**EXERCISE:** Copy every record below exactly.

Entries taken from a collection
════════

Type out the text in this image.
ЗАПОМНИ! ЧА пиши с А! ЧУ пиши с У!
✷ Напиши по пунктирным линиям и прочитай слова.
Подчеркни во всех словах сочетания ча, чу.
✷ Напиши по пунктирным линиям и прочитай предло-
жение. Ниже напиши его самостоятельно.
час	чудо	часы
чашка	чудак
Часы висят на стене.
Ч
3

════════

**RESULT:**
Type out the text in this image.
ЗАПОМНИ! ЧА пиши с А! ЧУ пиши с У!
✷ Напиши по пунктирным линиям и прочитай слова.
Подчеркни во всех словах сочетания ча, чу.
✷ Напиши по пунктирным линиям и прочитай предло-
жение. Ниже напиши его самостоятельно.
час	чудо	часы
чашка	чудак
Часы висят на стене.
Ч
3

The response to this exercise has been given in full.